▸ Given task:
Extract each line holding the word "placeholder" from the entries.

Collection entries

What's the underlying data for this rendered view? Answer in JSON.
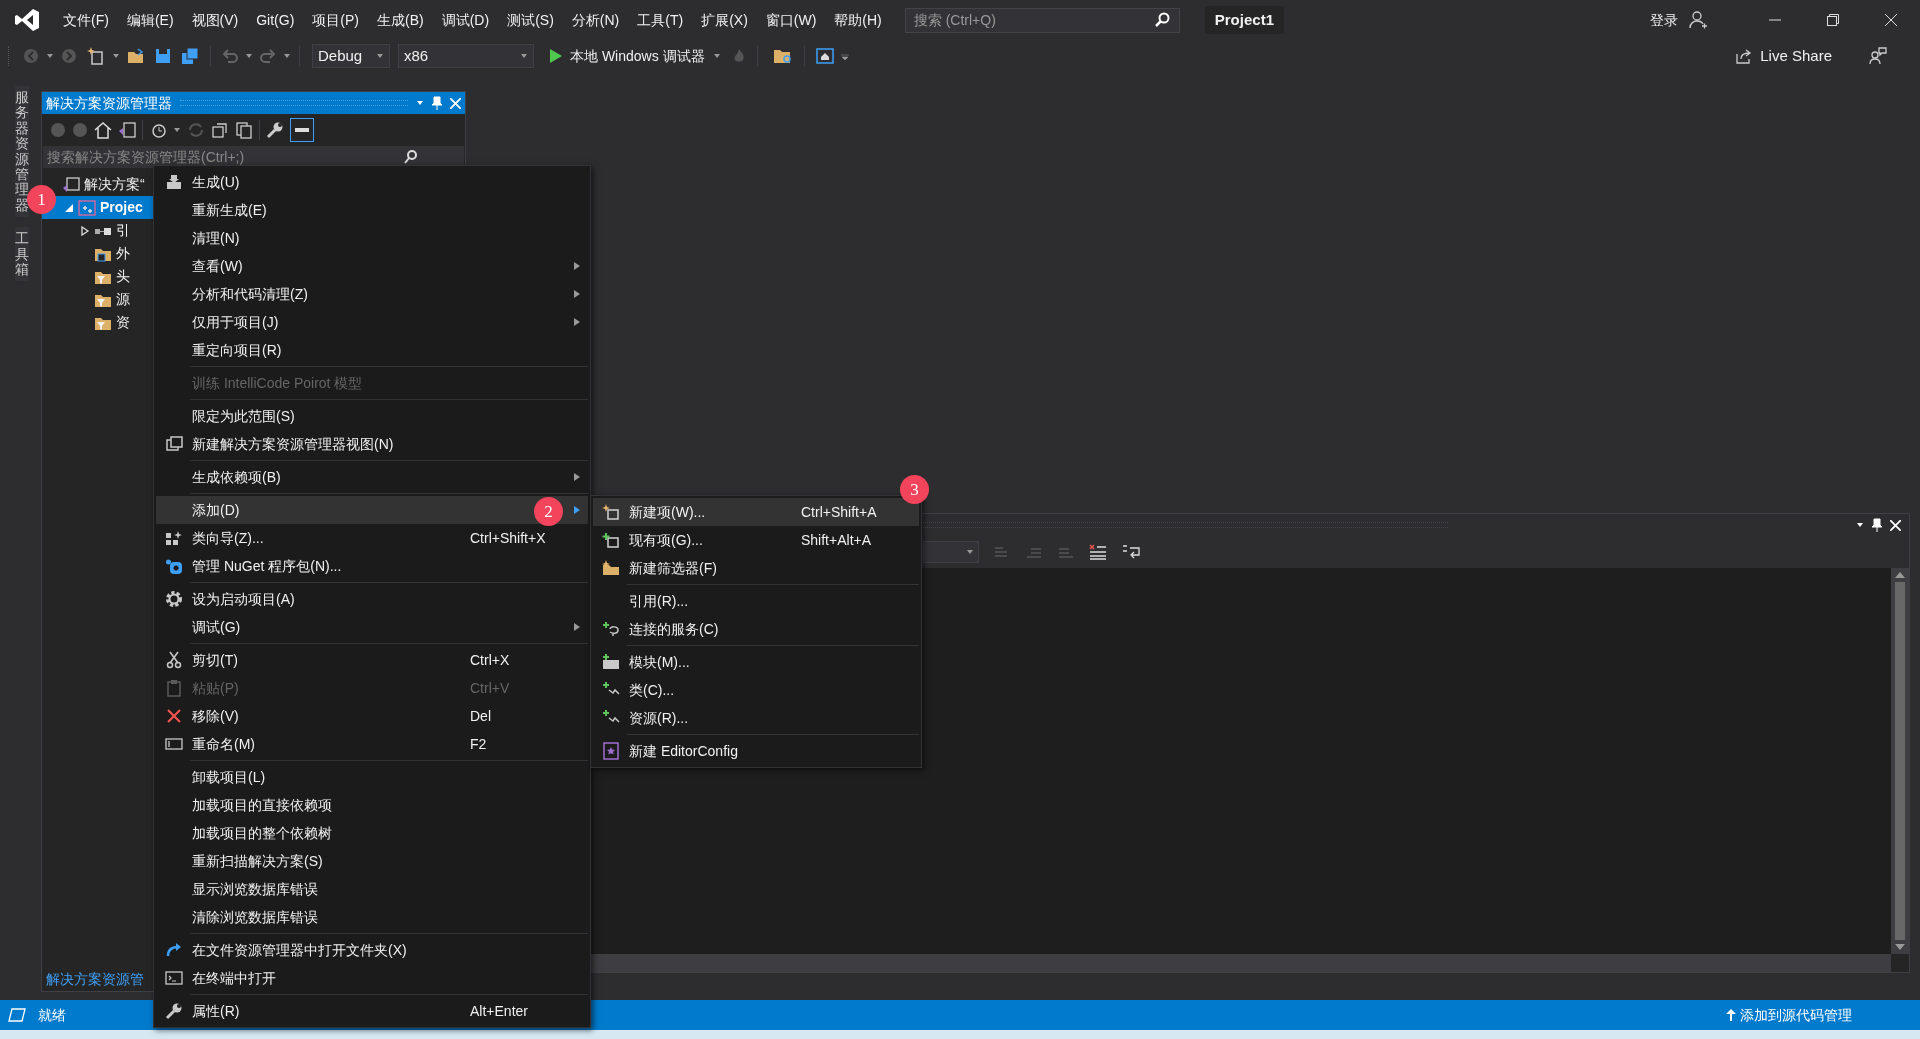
{
  "title_bar": {
    "menu": [
      "文件(F)",
      "编辑(E)",
      "视图(V)",
      "Git(G)",
      "项目(P)",
      "生成(B)",
      "调试(D)",
      "测试(S)",
      "分析(N)",
      "工具(T)",
      "扩展(X)",
      "窗口(W)",
      "帮助(H)"
    ],
    "search": {
      "placeholder": "搜索 (Ctrl+Q)"
    },
    "solution_name": "Project1",
    "sign_in": "登录"
  },
  "toolbar": {
    "configuration": "Debug",
    "platform": "x86",
    "run_label": "本地 Windows 调试器",
    "live_share": "Live Share"
  },
  "side_tabs": [
    "服务器资源管理器",
    "工具箱"
  ],
  "solution_explorer": {
    "title": "解决方案资源管理器",
    "search": {
      "placeholder": "搜索解决方案资源管理器(Ctrl+;)"
    },
    "tree": [
      {
        "label": "解决方案“",
        "selected": false,
        "children": [
          {
            "label": "Projec",
            "selected": true,
            "expanded": true,
            "children": [
              {
                "label": "引",
                "selected": false,
                "expanded": false
              },
              {
                "label": "外",
                "selected": false
              },
              {
                "label": "头",
                "selected": false
              },
              {
                "label": "源",
                "selected": false
              },
              {
                "label": "资",
                "selected": false
              }
            ]
          }
        ]
      }
    ],
    "bottom_tab": "解决方案资源管"
  },
  "context_menu": {
    "items": [
      {
        "kind": "item",
        "label": "生成(U)",
        "submenu": false,
        "disabled": false,
        "selected": false
      },
      {
        "kind": "item",
        "label": "重新生成(E)",
        "submenu": false,
        "disabled": false,
        "selected": false
      },
      {
        "kind": "item",
        "label": "清理(N)",
        "submenu": false,
        "disabled": false,
        "selected": false
      },
      {
        "kind": "item",
        "label": "查看(W)",
        "submenu": true,
        "disabled": false,
        "selected": false
      },
      {
        "kind": "item",
        "label": "分析和代码清理(Z)",
        "submenu": true,
        "disabled": false,
        "selected": false
      },
      {
        "kind": "item",
        "label": "仅用于项目(J)",
        "submenu": true,
        "disabled": false,
        "selected": false
      },
      {
        "kind": "item",
        "label": "重定向项目(R)",
        "submenu": false,
        "disabled": false,
        "selected": false
      },
      {
        "kind": "separator"
      },
      {
        "kind": "item",
        "label": "训练 IntelliCode Poirot 模型",
        "submenu": false,
        "disabled": true,
        "selected": false
      },
      {
        "kind": "separator"
      },
      {
        "kind": "item",
        "label": "限定为此范围(S)",
        "submenu": false,
        "disabled": false,
        "selected": false
      },
      {
        "kind": "item",
        "label": "新建解决方案资源管理器视图(N)",
        "submenu": false,
        "disabled": false,
        "selected": false
      },
      {
        "kind": "separator"
      },
      {
        "kind": "item",
        "label": "生成依赖项(B)",
        "submenu": true,
        "disabled": false,
        "selected": false
      },
      {
        "kind": "separator"
      },
      {
        "kind": "item",
        "label": "添加(D)",
        "submenu": true,
        "disabled": false,
        "selected": true
      },
      {
        "kind": "item",
        "label": "类向导(Z)...",
        "shortcut": "Ctrl+Shift+X",
        "submenu": false,
        "disabled": false,
        "selected": false
      },
      {
        "kind": "item",
        "label": "管理 NuGet 程序包(N)...",
        "submenu": false,
        "disabled": false,
        "selected": false
      },
      {
        "kind": "separator"
      },
      {
        "kind": "item",
        "label": "设为启动项目(A)",
        "submenu": false,
        "disabled": false,
        "selected": false
      },
      {
        "kind": "item",
        "label": "调试(G)",
        "submenu": true,
        "disabled": false,
        "selected": false
      },
      {
        "kind": "separator"
      },
      {
        "kind": "item",
        "label": "剪切(T)",
        "shortcut": "Ctrl+X",
        "submenu": false,
        "disabled": false,
        "selected": false
      },
      {
        "kind": "item",
        "label": "粘贴(P)",
        "shortcut": "Ctrl+V",
        "submenu": false,
        "disabled": true,
        "selected": false
      },
      {
        "kind": "item",
        "label": "移除(V)",
        "shortcut": "Del",
        "submenu": false,
        "disabled": false,
        "selected": false
      },
      {
        "kind": "item",
        "label": "重命名(M)",
        "shortcut": "F2",
        "submenu": false,
        "disabled": false,
        "selected": false
      },
      {
        "kind": "separator"
      },
      {
        "kind": "item",
        "label": "卸载项目(L)",
        "submenu": false,
        "disabled": false,
        "selected": false
      },
      {
        "kind": "item",
        "label": "加载项目的直接依赖项",
        "submenu": false,
        "disabled": false,
        "selected": false
      },
      {
        "kind": "item",
        "label": "加载项目的整个依赖树",
        "submenu": false,
        "disabled": false,
        "selected": false
      },
      {
        "kind": "item",
        "label": "重新扫描解决方案(S)",
        "submenu": false,
        "disabled": false,
        "selected": false
      },
      {
        "kind": "item",
        "label": "显示浏览数据库错误",
        "submenu": false,
        "disabled": false,
        "selected": false
      },
      {
        "kind": "item",
        "label": "清除浏览数据库错误",
        "submenu": false,
        "disabled": false,
        "selected": false
      },
      {
        "kind": "separator"
      },
      {
        "kind": "item",
        "label": "在文件资源管理器中打开文件夹(X)",
        "submenu": false,
        "disabled": false,
        "selected": false
      },
      {
        "kind": "item",
        "label": "在终端中打开",
        "submenu": false,
        "disabled": false,
        "selected": false
      },
      {
        "kind": "separator"
      },
      {
        "kind": "item",
        "label": "属性(R)",
        "shortcut": "Alt+Enter",
        "submenu": false,
        "disabled": false,
        "selected": false
      }
    ]
  },
  "submenu": {
    "items": [
      {
        "kind": "item",
        "label": "新建项(W)...",
        "shortcut": "Ctrl+Shift+A",
        "selected": true
      },
      {
        "kind": "item",
        "label": "现有项(G)...",
        "shortcut": "Shift+Alt+A",
        "selected": false
      },
      {
        "kind": "item",
        "label": "新建筛选器(F)",
        "selected": false
      },
      {
        "kind": "separator"
      },
      {
        "kind": "item",
        "label": "引用(R)...",
        "selected": false
      },
      {
        "kind": "item",
        "label": "连接的服务(C)",
        "selected": false
      },
      {
        "kind": "separator"
      },
      {
        "kind": "item",
        "label": "模块(M)...",
        "selected": false
      },
      {
        "kind": "item",
        "label": "类(C)...",
        "selected": false
      },
      {
        "kind": "item",
        "label": "资源(R)...",
        "selected": false
      },
      {
        "kind": "separator"
      },
      {
        "kind": "item",
        "label": "新建 EditorConfig",
        "selected": false
      }
    ]
  },
  "callouts": [
    "1",
    "2",
    "3"
  ],
  "status_bar": {
    "text": "就绪",
    "right_text": "添加到源代码管理"
  }
}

▸ In response:
      "placeholder": "搜索 (Ctrl+Q)"
      "placeholder": "搜索解决方案资源管理器(Ctrl+;)"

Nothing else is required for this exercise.